Aim:
Print the records below exactly as they appear.

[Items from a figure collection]
>>>
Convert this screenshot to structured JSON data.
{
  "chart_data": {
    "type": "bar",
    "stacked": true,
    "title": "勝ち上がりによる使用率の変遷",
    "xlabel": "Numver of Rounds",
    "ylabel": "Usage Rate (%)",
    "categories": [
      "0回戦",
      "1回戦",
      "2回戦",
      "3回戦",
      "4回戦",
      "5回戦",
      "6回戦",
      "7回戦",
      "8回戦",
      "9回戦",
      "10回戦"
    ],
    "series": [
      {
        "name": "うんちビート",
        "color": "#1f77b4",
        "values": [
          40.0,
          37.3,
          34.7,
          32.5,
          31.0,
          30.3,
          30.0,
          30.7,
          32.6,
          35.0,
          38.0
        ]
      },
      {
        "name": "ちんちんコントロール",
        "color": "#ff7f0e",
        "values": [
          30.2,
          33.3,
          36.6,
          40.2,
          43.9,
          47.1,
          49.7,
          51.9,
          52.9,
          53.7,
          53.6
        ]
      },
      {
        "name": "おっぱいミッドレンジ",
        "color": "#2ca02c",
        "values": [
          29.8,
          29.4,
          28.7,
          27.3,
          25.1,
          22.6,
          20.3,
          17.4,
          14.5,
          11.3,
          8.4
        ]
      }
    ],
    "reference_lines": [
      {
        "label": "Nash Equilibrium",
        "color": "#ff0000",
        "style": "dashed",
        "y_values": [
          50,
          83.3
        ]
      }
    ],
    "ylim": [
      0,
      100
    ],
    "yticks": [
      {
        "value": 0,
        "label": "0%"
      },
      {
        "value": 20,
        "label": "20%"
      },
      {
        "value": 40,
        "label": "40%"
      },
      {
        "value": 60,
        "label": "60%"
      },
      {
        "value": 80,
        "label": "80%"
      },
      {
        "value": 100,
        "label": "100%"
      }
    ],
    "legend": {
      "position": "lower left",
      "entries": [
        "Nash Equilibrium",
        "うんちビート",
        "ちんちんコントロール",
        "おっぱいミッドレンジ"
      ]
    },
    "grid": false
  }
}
<<<
Result:
Convert this screenshot to structured JSON data.
{
  "chart_data": {
    "type": "bar",
    "stacked": true,
    "title": "勝ち上がりによる使用率の変遷",
    "xlabel": "Numver of Rounds",
    "ylabel": "Usage Rate (%)",
    "categories": [
      "0回戦",
      "1回戦",
      "2回戦",
      "3回戦",
      "4回戦",
      "5回戦",
      "6回戦",
      "7回戦",
      "8回戦",
      "9回戦",
      "10回戦"
    ],
    "series": [
      {
        "name": "うんちビート",
        "color": "#1f77b4",
        "values": [
          40.0,
          37.3,
          34.7,
          32.5,
          31.0,
          30.3,
          30.0,
          30.7,
          32.6,
          35.0,
          38.0
        ]
      },
      {
        "name": "ちんちんコントロール",
        "color": "#ff7f0e",
        "values": [
          30.2,
          33.3,
          36.6,
          40.2,
          43.9,
          47.1,
          49.7,
          51.9,
          52.9,
          53.7,
          53.6
        ]
      },
      {
        "name": "おっぱいミッドレンジ",
        "color": "#2ca02c",
        "values": [
          29.8,
          29.4,
          28.7,
          27.3,
          25.1,
          22.6,
          20.3,
          17.4,
          14.5,
          11.3,
          8.4
        ]
      }
    ],
    "reference_lines": [
      {
        "label": "Nash Equilibrium",
        "color": "#ff0000",
        "style": "dashed",
        "y_values": [
          50,
          83.3
        ]
      }
    ],
    "ylim": [
      0,
      100
    ],
    "yticks": [
      {
        "value": 0,
        "label": "0%"
      },
      {
        "value": 20,
        "label": "20%"
      },
      {
        "value": 40,
        "label": "40%"
      },
      {
        "value": 60,
        "label": "60%"
      },
      {
        "value": 80,
        "label": "80%"
      },
      {
        "value": 100,
        "label": "100%"
      }
    ],
    "legend": {
      "position": "lower left",
      "entries": [
        "Nash Equilibrium",
        "うんちビート",
        "ちんちんコントロール",
        "おっぱいミッドレンジ"
      ]
    },
    "grid": false
  }
}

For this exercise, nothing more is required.